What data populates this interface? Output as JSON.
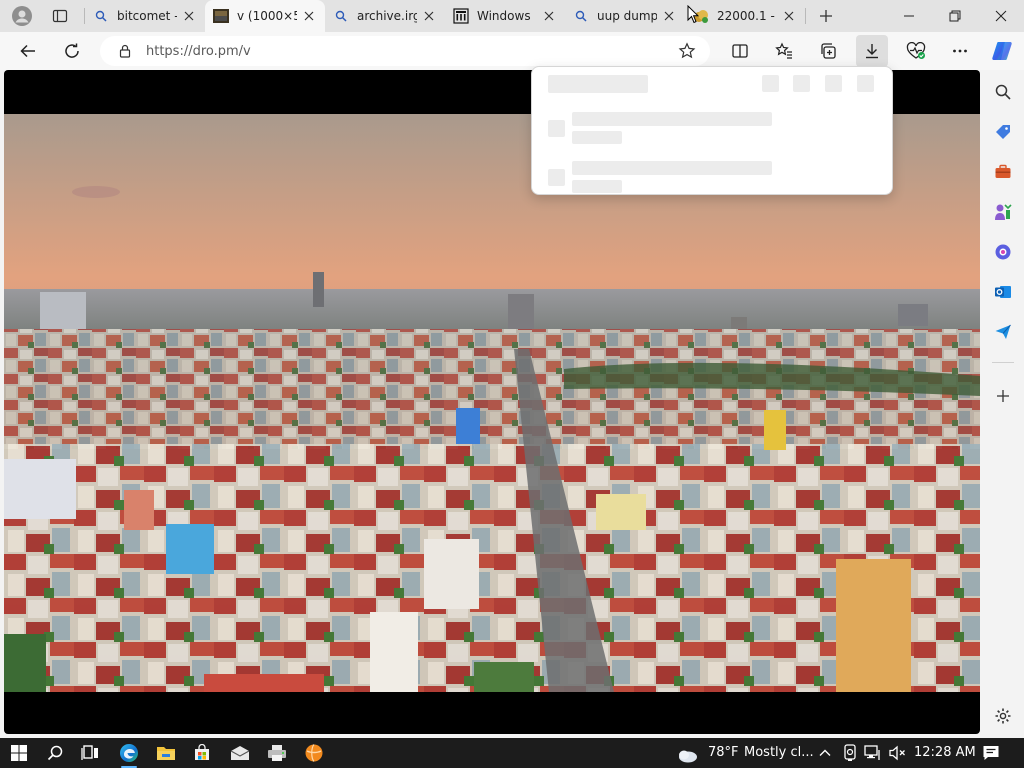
{
  "browser": {
    "tabs": [
      {
        "title": "bitcomet - ",
        "icon": "search-icon",
        "active": false
      },
      {
        "title": "v (1000×5",
        "icon": "image-icon",
        "active": true
      },
      {
        "title": "archive.irg",
        "icon": "search-icon",
        "active": false
      },
      {
        "title": "Windows",
        "icon": "archive-icon",
        "active": false
      },
      {
        "title": "uup dump",
        "icon": "search-icon",
        "active": false
      },
      {
        "title": "22000.1 - ",
        "icon": "coin-icon",
        "active": false
      }
    ],
    "address": {
      "url": "https://dro.pm/v"
    }
  },
  "downloads_flyout": {
    "state": "loading"
  },
  "taskbar": {
    "weather_temp": "78°F",
    "weather_text": "Mostly cl...",
    "clock": "12:28 AM"
  },
  "colors": {
    "tabstrip": "#e3e3e3",
    "active_tab": "#f7f7f7",
    "taskbar": "#1c1c1c",
    "accent": "#0067c0"
  }
}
==============================
## STATED GOAL
Without including any pictures, print all of the material exactly as given.

## WORKED SOLUTION
What data populates this interface? Output as JSON.
{
  "browser": {
    "tabs": [
      {
        "title": "bitcomet - ",
        "icon": "search-icon",
        "active": false
      },
      {
        "title": "v (1000×5",
        "icon": "image-icon",
        "active": true
      },
      {
        "title": "archive.irg",
        "icon": "search-icon",
        "active": false
      },
      {
        "title": "Windows",
        "icon": "archive-icon",
        "active": false
      },
      {
        "title": "uup dump",
        "icon": "search-icon",
        "active": false
      },
      {
        "title": "22000.1 - ",
        "icon": "coin-icon",
        "active": false
      }
    ],
    "address": {
      "url": "https://dro.pm/v"
    }
  },
  "downloads_flyout": {
    "state": "loading"
  },
  "taskbar": {
    "weather_temp": "78°F",
    "weather_text": "Mostly cl...",
    "clock": "12:28 AM"
  },
  "colors": {
    "tabstrip": "#e3e3e3",
    "active_tab": "#f7f7f7",
    "taskbar": "#1c1c1c",
    "accent": "#0067c0"
  }
}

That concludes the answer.